Stored rows:
━━━

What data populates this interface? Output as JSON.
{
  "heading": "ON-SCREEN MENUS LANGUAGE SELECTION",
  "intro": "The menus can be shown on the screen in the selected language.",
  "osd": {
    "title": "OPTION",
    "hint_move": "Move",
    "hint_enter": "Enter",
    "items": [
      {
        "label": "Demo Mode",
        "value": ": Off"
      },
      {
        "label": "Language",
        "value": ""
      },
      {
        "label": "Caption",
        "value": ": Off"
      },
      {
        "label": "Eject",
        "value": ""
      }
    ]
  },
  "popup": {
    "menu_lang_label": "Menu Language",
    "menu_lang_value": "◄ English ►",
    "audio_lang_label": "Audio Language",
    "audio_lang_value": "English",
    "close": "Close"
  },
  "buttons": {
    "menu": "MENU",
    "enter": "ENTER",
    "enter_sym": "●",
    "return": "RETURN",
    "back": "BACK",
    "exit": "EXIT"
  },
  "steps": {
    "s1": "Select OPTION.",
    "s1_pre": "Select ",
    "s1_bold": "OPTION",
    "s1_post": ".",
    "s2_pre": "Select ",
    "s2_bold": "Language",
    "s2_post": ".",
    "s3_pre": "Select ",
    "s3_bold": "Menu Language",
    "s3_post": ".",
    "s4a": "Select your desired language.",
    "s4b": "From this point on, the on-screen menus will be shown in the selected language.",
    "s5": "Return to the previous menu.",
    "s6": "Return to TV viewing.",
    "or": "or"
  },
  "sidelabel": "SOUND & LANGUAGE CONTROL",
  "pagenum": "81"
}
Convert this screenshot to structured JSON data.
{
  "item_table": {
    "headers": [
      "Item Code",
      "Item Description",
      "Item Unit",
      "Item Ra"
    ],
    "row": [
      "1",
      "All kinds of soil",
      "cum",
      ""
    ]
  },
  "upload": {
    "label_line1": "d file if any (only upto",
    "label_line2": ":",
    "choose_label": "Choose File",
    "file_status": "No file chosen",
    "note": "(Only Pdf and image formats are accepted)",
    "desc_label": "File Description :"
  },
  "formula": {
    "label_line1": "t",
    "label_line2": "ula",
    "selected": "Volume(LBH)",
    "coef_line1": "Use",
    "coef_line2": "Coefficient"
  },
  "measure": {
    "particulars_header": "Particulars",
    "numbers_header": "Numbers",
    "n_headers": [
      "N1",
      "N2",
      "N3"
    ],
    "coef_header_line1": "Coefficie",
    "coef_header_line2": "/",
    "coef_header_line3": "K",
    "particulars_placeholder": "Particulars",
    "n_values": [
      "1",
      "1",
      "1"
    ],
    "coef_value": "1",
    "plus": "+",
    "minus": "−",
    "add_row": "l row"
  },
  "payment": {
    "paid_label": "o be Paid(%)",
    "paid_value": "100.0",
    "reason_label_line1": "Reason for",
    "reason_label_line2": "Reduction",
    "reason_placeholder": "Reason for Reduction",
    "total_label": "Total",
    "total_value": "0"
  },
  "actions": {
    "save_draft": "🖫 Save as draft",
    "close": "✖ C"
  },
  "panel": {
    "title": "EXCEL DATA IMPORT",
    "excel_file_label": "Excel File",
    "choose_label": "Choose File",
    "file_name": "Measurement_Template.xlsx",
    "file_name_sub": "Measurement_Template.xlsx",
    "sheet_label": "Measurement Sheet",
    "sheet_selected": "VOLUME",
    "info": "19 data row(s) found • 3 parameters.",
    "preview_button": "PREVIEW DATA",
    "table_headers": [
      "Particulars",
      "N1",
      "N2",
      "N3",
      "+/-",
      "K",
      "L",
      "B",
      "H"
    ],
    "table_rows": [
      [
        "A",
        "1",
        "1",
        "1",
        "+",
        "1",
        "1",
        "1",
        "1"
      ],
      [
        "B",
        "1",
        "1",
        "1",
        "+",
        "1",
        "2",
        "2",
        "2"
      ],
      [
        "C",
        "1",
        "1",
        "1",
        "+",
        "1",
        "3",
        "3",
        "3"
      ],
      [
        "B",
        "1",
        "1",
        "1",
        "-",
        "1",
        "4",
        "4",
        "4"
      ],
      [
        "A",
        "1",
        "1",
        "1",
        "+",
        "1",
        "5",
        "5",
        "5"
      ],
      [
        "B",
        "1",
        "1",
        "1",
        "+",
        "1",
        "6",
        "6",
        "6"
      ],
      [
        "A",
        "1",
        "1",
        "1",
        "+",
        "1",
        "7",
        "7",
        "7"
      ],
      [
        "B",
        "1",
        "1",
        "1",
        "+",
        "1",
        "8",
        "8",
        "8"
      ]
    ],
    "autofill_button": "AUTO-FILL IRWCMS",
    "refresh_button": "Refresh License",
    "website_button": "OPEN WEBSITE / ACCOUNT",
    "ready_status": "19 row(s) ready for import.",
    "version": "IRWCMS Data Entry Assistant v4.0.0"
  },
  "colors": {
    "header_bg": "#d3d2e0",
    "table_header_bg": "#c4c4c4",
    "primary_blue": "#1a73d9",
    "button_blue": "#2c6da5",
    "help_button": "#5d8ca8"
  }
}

━━━

Take the lines above and retype all of them exactly.

What data populates this interface? Output as JSON.
{
  "heading": "ON-SCREEN MENUS LANGUAGE SELECTION",
  "intro": "The menus can be shown on the screen in the selected language.",
  "osd": {
    "title": "OPTION",
    "hint_move": "Move",
    "hint_enter": "Enter",
    "items": [
      {
        "label": "Demo Mode",
        "value": ": Off"
      },
      {
        "label": "Language",
        "value": ""
      },
      {
        "label": "Caption",
        "value": ": Off"
      },
      {
        "label": "Eject",
        "value": ""
      }
    ]
  },
  "popup": {
    "menu_lang_label": "Menu Language",
    "menu_lang_value": "◄ English ►",
    "audio_lang_label": "Audio Language",
    "audio_lang_value": "English",
    "close": "Close"
  },
  "buttons": {
    "menu": "MENU",
    "enter": "ENTER",
    "enter_sym": "●",
    "return": "RETURN",
    "back": "BACK",
    "exit": "EXIT"
  },
  "steps": {
    "s1": "Select OPTION.",
    "s1_pre": "Select ",
    "s1_bold": "OPTION",
    "s1_post": ".",
    "s2_pre": "Select ",
    "s2_bold": "Language",
    "s2_post": ".",
    "s3_pre": "Select ",
    "s3_bold": "Menu Language",
    "s3_post": ".",
    "s4a": "Select your desired language.",
    "s4b": "From this point on, the on-screen menus will be shown in the selected language.",
    "s5": "Return to the previous menu.",
    "s6": "Return to TV viewing.",
    "or": "or"
  },
  "sidelabel": "SOUND & LANGUAGE CONTROL",
  "pagenum": "81"
}
Convert this screenshot to structured JSON data.
{
  "item_table": {
    "headers": [
      "Item Code",
      "Item Description",
      "Item Unit",
      "Item Ra"
    ],
    "row": [
      "1",
      "All kinds of soil",
      "cum",
      ""
    ]
  },
  "upload": {
    "label_line1": "d file if any (only upto",
    "label_line2": ":",
    "choose_label": "Choose File",
    "file_status": "No file chosen",
    "note": "(Only Pdf and image formats are accepted)",
    "desc_label": "File Description :"
  },
  "formula": {
    "label_line1": "t",
    "label_line2": "ula",
    "selected": "Volume(LBH)",
    "coef_line1": "Use",
    "coef_line2": "Coefficient"
  },
  "measure": {
    "particulars_header": "Particulars",
    "numbers_header": "Numbers",
    "n_headers": [
      "N1",
      "N2",
      "N3"
    ],
    "coef_header_line1": "Coefficie",
    "coef_header_line2": "/",
    "coef_header_line3": "K",
    "particulars_placeholder": "Particulars",
    "n_values": [
      "1",
      "1",
      "1"
    ],
    "coef_value": "1",
    "plus": "+",
    "minus": "−",
    "add_row": "l row"
  },
  "payment": {
    "paid_label": "o be Paid(%)",
    "paid_value": "100.0",
    "reason_label_line1": "Reason for",
    "reason_label_line2": "Reduction",
    "reason_placeholder": "Reason for Reduction",
    "total_label": "Total",
    "total_value": "0"
  },
  "actions": {
    "save_draft": "🖫 Save as draft",
    "close": "✖ C"
  },
  "panel": {
    "title": "EXCEL DATA IMPORT",
    "excel_file_label": "Excel File",
    "choose_label": "Choose File",
    "file_name": "Measurement_Template.xlsx",
    "file_name_sub": "Measurement_Template.xlsx",
    "sheet_label": "Measurement Sheet",
    "sheet_selected": "VOLUME",
    "info": "19 data row(s) found • 3 parameters.",
    "preview_button": "PREVIEW DATA",
    "table_headers": [
      "Particulars",
      "N1",
      "N2",
      "N3",
      "+/-",
      "K",
      "L",
      "B",
      "H"
    ],
    "table_rows": [
      [
        "A",
        "1",
        "1",
        "1",
        "+",
        "1",
        "1",
        "1",
        "1"
      ],
      [
        "B",
        "1",
        "1",
        "1",
        "+",
        "1",
        "2",
        "2",
        "2"
      ],
      [
        "C",
        "1",
        "1",
        "1",
        "+",
        "1",
        "3",
        "3",
        "3"
      ],
      [
        "B",
        "1",
        "1",
        "1",
        "-",
        "1",
        "4",
        "4",
        "4"
      ],
      [
        "A",
        "1",
        "1",
        "1",
        "+",
        "1",
        "5",
        "5",
        "5"
      ],
      [
        "B",
        "1",
        "1",
        "1",
        "+",
        "1",
        "6",
        "6",
        "6"
      ],
      [
        "A",
        "1",
        "1",
        "1",
        "+",
        "1",
        "7",
        "7",
        "7"
      ],
      [
        "B",
        "1",
        "1",
        "1",
        "+",
        "1",
        "8",
        "8",
        "8"
      ]
    ],
    "autofill_button": "AUTO-FILL IRWCMS",
    "refresh_button": "Refresh License",
    "website_button": "OPEN WEBSITE / ACCOUNT",
    "ready_status": "19 row(s) ready for import.",
    "version": "IRWCMS Data Entry Assistant v4.0.0"
  },
  "colors": {
    "header_bg": "#d3d2e0",
    "table_header_bg": "#c4c4c4",
    "primary_blue": "#1a73d9",
    "button_blue": "#2c6da5",
    "help_button": "#5d8ca8"
  }
}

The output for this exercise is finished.